* [SUPPLIED MATERIAL]:
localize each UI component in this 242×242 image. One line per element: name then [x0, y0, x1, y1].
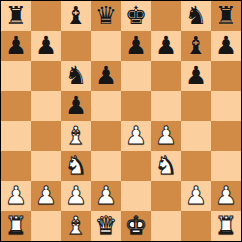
square-d8[interactable]: ♛ [91, 1, 121, 31]
piece-white-rook[interactable]: ♜ [5, 211, 27, 241]
square-f6[interactable] [151, 61, 181, 91]
square-b3[interactable] [31, 151, 61, 181]
square-h8[interactable]: ♜ [211, 1, 241, 31]
piece-white-pawn[interactable]: ♟ [5, 181, 27, 211]
piece-white-pawn[interactable]: ♟ [185, 181, 207, 211]
piece-black-rook[interactable]: ♜ [215, 1, 237, 31]
piece-white-pawn[interactable]: ♟ [35, 181, 57, 211]
square-d3[interactable] [91, 151, 121, 181]
square-a5[interactable] [1, 91, 31, 121]
square-f5[interactable] [151, 91, 181, 121]
square-a2[interactable]: ♟ [1, 181, 31, 211]
square-h1[interactable]: ♜ [211, 211, 241, 241]
square-a7[interactable]: ♟ [1, 31, 31, 61]
square-g5[interactable] [181, 91, 211, 121]
square-e8[interactable]: ♚ [121, 1, 151, 31]
square-g1[interactable] [181, 211, 211, 241]
square-d6[interactable]: ♟ [91, 61, 121, 91]
square-c1[interactable]: ♝ [61, 211, 91, 241]
square-d4[interactable] [91, 121, 121, 151]
square-h6[interactable] [211, 61, 241, 91]
square-d5[interactable] [91, 91, 121, 121]
piece-black-pawn[interactable]: ♟ [5, 31, 27, 61]
square-e2[interactable] [121, 181, 151, 211]
square-c6[interactable]: ♞ [61, 61, 91, 91]
piece-white-pawn[interactable]: ♟ [125, 121, 147, 151]
piece-white-pawn[interactable]: ♟ [65, 181, 87, 211]
square-f7[interactable]: ♟ [151, 31, 181, 61]
square-h3[interactable] [211, 151, 241, 181]
square-d7[interactable] [91, 31, 121, 61]
piece-white-knight[interactable]: ♞ [155, 151, 177, 181]
square-f2[interactable] [151, 181, 181, 211]
square-g7[interactable]: ♝ [181, 31, 211, 61]
square-d2[interactable]: ♟ [91, 181, 121, 211]
square-e6[interactable] [121, 61, 151, 91]
piece-black-king[interactable]: ♚ [125, 1, 147, 31]
piece-black-pawn[interactable]: ♟ [185, 61, 207, 91]
square-h4[interactable] [211, 121, 241, 151]
square-b1[interactable] [31, 211, 61, 241]
chess-board: ♜♝♛♚♞♜♟♟♟♟♝♟♞♟♟♟♝♟♟♞♞♟♟♟♟♟♟♜♝♛♚♜ [0, 0, 242, 242]
square-f4[interactable]: ♟ [151, 121, 181, 151]
square-b6[interactable] [31, 61, 61, 91]
square-a3[interactable] [1, 151, 31, 181]
piece-white-bishop[interactable]: ♝ [65, 211, 87, 241]
piece-white-pawn[interactable]: ♟ [155, 121, 177, 151]
piece-white-pawn[interactable]: ♟ [215, 181, 237, 211]
square-b5[interactable] [31, 91, 61, 121]
piece-black-pawn[interactable]: ♟ [155, 31, 177, 61]
piece-black-pawn[interactable]: ♟ [65, 91, 87, 121]
square-f8[interactable] [151, 1, 181, 31]
piece-white-rook[interactable]: ♜ [215, 211, 237, 241]
square-c4[interactable]: ♝ [61, 121, 91, 151]
piece-black-pawn[interactable]: ♟ [95, 61, 117, 91]
piece-black-knight[interactable]: ♞ [65, 61, 87, 91]
piece-black-pawn[interactable]: ♟ [125, 31, 147, 61]
square-a4[interactable] [1, 121, 31, 151]
square-c7[interactable] [61, 31, 91, 61]
square-b7[interactable]: ♟ [31, 31, 61, 61]
square-c5[interactable]: ♟ [61, 91, 91, 121]
piece-white-king[interactable]: ♚ [125, 211, 147, 241]
square-g2[interactable]: ♟ [181, 181, 211, 211]
piece-black-pawn[interactable]: ♟ [35, 31, 57, 61]
square-e4[interactable]: ♟ [121, 121, 151, 151]
square-b2[interactable]: ♟ [31, 181, 61, 211]
square-a6[interactable] [1, 61, 31, 91]
square-d1[interactable]: ♛ [91, 211, 121, 241]
square-b8[interactable] [31, 1, 61, 31]
square-a8[interactable]: ♜ [1, 1, 31, 31]
square-h5[interactable] [211, 91, 241, 121]
square-a1[interactable]: ♜ [1, 211, 31, 241]
piece-black-bishop[interactable]: ♝ [185, 31, 207, 61]
square-c3[interactable]: ♞ [61, 151, 91, 181]
piece-white-knight[interactable]: ♞ [65, 151, 87, 181]
square-f1[interactable] [151, 211, 181, 241]
piece-black-bishop[interactable]: ♝ [65, 1, 87, 31]
square-g3[interactable] [181, 151, 211, 181]
square-e1[interactable]: ♚ [121, 211, 151, 241]
piece-white-pawn[interactable]: ♟ [95, 181, 117, 211]
square-e7[interactable]: ♟ [121, 31, 151, 61]
square-b4[interactable] [31, 121, 61, 151]
square-e3[interactable] [121, 151, 151, 181]
square-c2[interactable]: ♟ [61, 181, 91, 211]
piece-black-queen[interactable]: ♛ [95, 1, 117, 31]
square-f3[interactable]: ♞ [151, 151, 181, 181]
piece-black-rook[interactable]: ♜ [5, 1, 27, 31]
square-e5[interactable] [121, 91, 151, 121]
square-g6[interactable]: ♟ [181, 61, 211, 91]
square-h2[interactable]: ♟ [211, 181, 241, 211]
piece-black-knight[interactable]: ♞ [185, 1, 207, 31]
piece-white-bishop[interactable]: ♝ [65, 121, 87, 151]
piece-black-pawn[interactable]: ♟ [215, 31, 237, 61]
piece-white-queen[interactable]: ♛ [95, 211, 117, 241]
square-c8[interactable]: ♝ [61, 1, 91, 31]
square-g8[interactable]: ♞ [181, 1, 211, 31]
square-g4[interactable] [181, 121, 211, 151]
square-h7[interactable]: ♟ [211, 31, 241, 61]
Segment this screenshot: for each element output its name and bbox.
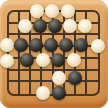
white-stone[interactable] bbox=[18, 19, 32, 33]
go-app-icon bbox=[0, 0, 108, 108]
black-stone[interactable] bbox=[44, 38, 58, 52]
white-stone[interactable] bbox=[0, 38, 14, 52]
white-stone[interactable] bbox=[36, 53, 50, 67]
white-stone[interactable] bbox=[91, 39, 105, 53]
white-stone[interactable] bbox=[61, 4, 75, 18]
black-stone[interactable] bbox=[59, 38, 73, 52]
white-stone[interactable] bbox=[52, 71, 66, 85]
black-stone[interactable] bbox=[74, 38, 88, 52]
black-stone[interactable] bbox=[52, 86, 66, 100]
white-stone[interactable] bbox=[0, 54, 14, 68]
white-stone[interactable] bbox=[30, 4, 44, 18]
stones-layer bbox=[0, 0, 108, 108]
white-stone[interactable] bbox=[36, 86, 50, 100]
black-stone[interactable] bbox=[68, 71, 82, 85]
white-stone[interactable] bbox=[63, 19, 77, 33]
white-stone[interactable] bbox=[45, 4, 59, 18]
white-stone[interactable] bbox=[78, 19, 92, 33]
black-stone[interactable] bbox=[33, 19, 47, 33]
black-stone[interactable] bbox=[48, 19, 62, 33]
black-stone[interactable] bbox=[20, 53, 34, 67]
black-stone[interactable] bbox=[51, 53, 65, 67]
black-stone[interactable] bbox=[14, 38, 28, 52]
black-stone[interactable] bbox=[29, 38, 43, 52]
white-stone[interactable] bbox=[67, 53, 81, 67]
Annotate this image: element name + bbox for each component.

* [WHAT IS NEEDED]:
Rewrite the lines above with "image" changed to "screenshot" throughout and nothing else altered, leaving the pictures out.

* [EXERCISE RESULT]:
localize each UI component in this 242×242 screenshot. One line per element: name then [x0, y0, x1, y1].
square-d8[interactable]: ♛ [91, 1, 121, 31]
piece-white-rook[interactable]: ♜ [5, 211, 27, 241]
square-f6[interactable] [151, 61, 181, 91]
square-b3[interactable] [31, 151, 61, 181]
square-h8[interactable]: ♜ [211, 1, 241, 31]
piece-white-pawn[interactable]: ♟ [5, 181, 27, 211]
piece-white-pawn[interactable]: ♟ [185, 181, 207, 211]
piece-black-rook[interactable]: ♜ [215, 1, 237, 31]
piece-white-pawn[interactable]: ♟ [35, 181, 57, 211]
square-d3[interactable] [91, 151, 121, 181]
square-a5[interactable] [1, 91, 31, 121]
square-f5[interactable] [151, 91, 181, 121]
square-a2[interactable]: ♟ [1, 181, 31, 211]
square-h1[interactable]: ♜ [211, 211, 241, 241]
square-a7[interactable]: ♟ [1, 31, 31, 61]
square-g5[interactable] [181, 91, 211, 121]
square-e8[interactable]: ♚ [121, 1, 151, 31]
square-g1[interactable] [181, 211, 211, 241]
square-d6[interactable]: ♟ [91, 61, 121, 91]
square-c1[interactable]: ♝ [61, 211, 91, 241]
square-d4[interactable] [91, 121, 121, 151]
square-h6[interactable] [211, 61, 241, 91]
square-d5[interactable] [91, 91, 121, 121]
piece-black-pawn[interactable]: ♟ [5, 31, 27, 61]
square-e2[interactable] [121, 181, 151, 211]
square-c6[interactable]: ♞ [61, 61, 91, 91]
piece-white-pawn[interactable]: ♟ [125, 121, 147, 151]
piece-white-pawn[interactable]: ♟ [65, 181, 87, 211]
square-f7[interactable]: ♟ [151, 31, 181, 61]
square-h3[interactable] [211, 151, 241, 181]
square-d7[interactable] [91, 31, 121, 61]
piece-white-knight[interactable]: ♞ [155, 151, 177, 181]
square-f2[interactable] [151, 181, 181, 211]
square-g7[interactable]: ♝ [181, 31, 211, 61]
square-d2[interactable]: ♟ [91, 181, 121, 211]
square-e6[interactable] [121, 61, 151, 91]
piece-black-king[interactable]: ♚ [125, 1, 147, 31]
piece-black-pawn[interactable]: ♟ [185, 61, 207, 91]
square-h4[interactable] [211, 121, 241, 151]
square-b1[interactable] [31, 211, 61, 241]
chess-board: ♜♝♛♚♞♜♟♟♟♟♝♟♞♟♟♟♝♟♟♞♞♟♟♟♟♟♟♜♝♛♚♜ [0, 0, 242, 242]
square-f4[interactable]: ♟ [151, 121, 181, 151]
square-b6[interactable] [31, 61, 61, 91]
square-a3[interactable] [1, 151, 31, 181]
piece-white-bishop[interactable]: ♝ [65, 211, 87, 241]
piece-white-pawn[interactable]: ♟ [155, 121, 177, 151]
piece-white-pawn[interactable]: ♟ [215, 181, 237, 211]
square-b5[interactable] [31, 91, 61, 121]
piece-black-pawn[interactable]: ♟ [155, 31, 177, 61]
piece-black-pawn[interactable]: ♟ [65, 91, 87, 121]
square-f8[interactable] [151, 1, 181, 31]
piece-white-rook[interactable]: ♜ [215, 211, 237, 241]
square-c4[interactable]: ♝ [61, 121, 91, 151]
piece-black-pawn[interactable]: ♟ [95, 61, 117, 91]
piece-black-knight[interactable]: ♞ [65, 61, 87, 91]
piece-black-pawn[interactable]: ♟ [125, 31, 147, 61]
square-a4[interactable] [1, 121, 31, 151]
square-c7[interactable] [61, 31, 91, 61]
square-b7[interactable]: ♟ [31, 31, 61, 61]
square-c5[interactable]: ♟ [61, 91, 91, 121]
piece-white-king[interactable]: ♚ [125, 211, 147, 241]
square-g2[interactable]: ♟ [181, 181, 211, 211]
piece-black-pawn[interactable]: ♟ [35, 31, 57, 61]
square-e4[interactable]: ♟ [121, 121, 151, 151]
square-b2[interactable]: ♟ [31, 181, 61, 211]
square-a6[interactable] [1, 61, 31, 91]
square-d1[interactable]: ♛ [91, 211, 121, 241]
square-b8[interactable] [31, 1, 61, 31]
square-a8[interactable]: ♜ [1, 1, 31, 31]
square-h5[interactable] [211, 91, 241, 121]
square-a1[interactable]: ♜ [1, 211, 31, 241]
piece-black-bishop[interactable]: ♝ [185, 31, 207, 61]
square-c3[interactable]: ♞ [61, 151, 91, 181]
piece-white-knight[interactable]: ♞ [65, 151, 87, 181]
square-f1[interactable] [151, 211, 181, 241]
piece-black-bishop[interactable]: ♝ [65, 1, 87, 31]
square-g3[interactable] [181, 151, 211, 181]
square-e1[interactable]: ♚ [121, 211, 151, 241]
piece-white-pawn[interactable]: ♟ [95, 181, 117, 211]
square-e7[interactable]: ♟ [121, 31, 151, 61]
square-b4[interactable] [31, 121, 61, 151]
square-e3[interactable] [121, 151, 151, 181]
square-c2[interactable]: ♟ [61, 181, 91, 211]
piece-black-queen[interactable]: ♛ [95, 1, 117, 31]
square-f3[interactable]: ♞ [151, 151, 181, 181]
piece-black-rook[interactable]: ♜ [5, 1, 27, 31]
square-e5[interactable] [121, 91, 151, 121]
square-g6[interactable]: ♟ [181, 61, 211, 91]
square-h2[interactable]: ♟ [211, 181, 241, 211]
piece-black-knight[interactable]: ♞ [185, 1, 207, 31]
piece-white-bishop[interactable]: ♝ [65, 121, 87, 151]
piece-black-pawn[interactable]: ♟ [215, 31, 237, 61]
piece-white-queen[interactable]: ♛ [95, 211, 117, 241]
square-c8[interactable]: ♝ [61, 1, 91, 31]
square-g8[interactable]: ♞ [181, 1, 211, 31]
square-g4[interactable] [181, 121, 211, 151]
square-h7[interactable]: ♟ [211, 31, 241, 61]
Segment this screenshot: for each element output its name and bbox.
white-stone[interactable] bbox=[18, 19, 32, 33]
go-app-icon bbox=[0, 0, 108, 108]
black-stone[interactable] bbox=[44, 38, 58, 52]
white-stone[interactable] bbox=[0, 38, 14, 52]
white-stone[interactable] bbox=[36, 53, 50, 67]
white-stone[interactable] bbox=[91, 39, 105, 53]
white-stone[interactable] bbox=[61, 4, 75, 18]
black-stone[interactable] bbox=[59, 38, 73, 52]
white-stone[interactable] bbox=[52, 71, 66, 85]
black-stone[interactable] bbox=[74, 38, 88, 52]
black-stone[interactable] bbox=[52, 86, 66, 100]
white-stone[interactable] bbox=[0, 54, 14, 68]
white-stone[interactable] bbox=[30, 4, 44, 18]
stones-layer bbox=[0, 0, 108, 108]
white-stone[interactable] bbox=[36, 86, 50, 100]
black-stone[interactable] bbox=[68, 71, 82, 85]
white-stone[interactable] bbox=[63, 19, 77, 33]
white-stone[interactable] bbox=[45, 4, 59, 18]
white-stone[interactable] bbox=[78, 19, 92, 33]
black-stone[interactable] bbox=[33, 19, 47, 33]
black-stone[interactable] bbox=[48, 19, 62, 33]
black-stone[interactable] bbox=[20, 53, 34, 67]
black-stone[interactable] bbox=[51, 53, 65, 67]
black-stone[interactable] bbox=[14, 38, 28, 52]
black-stone[interactable] bbox=[29, 38, 43, 52]
white-stone[interactable] bbox=[67, 53, 81, 67]
Annotate this screenshot: element name + bbox for each component.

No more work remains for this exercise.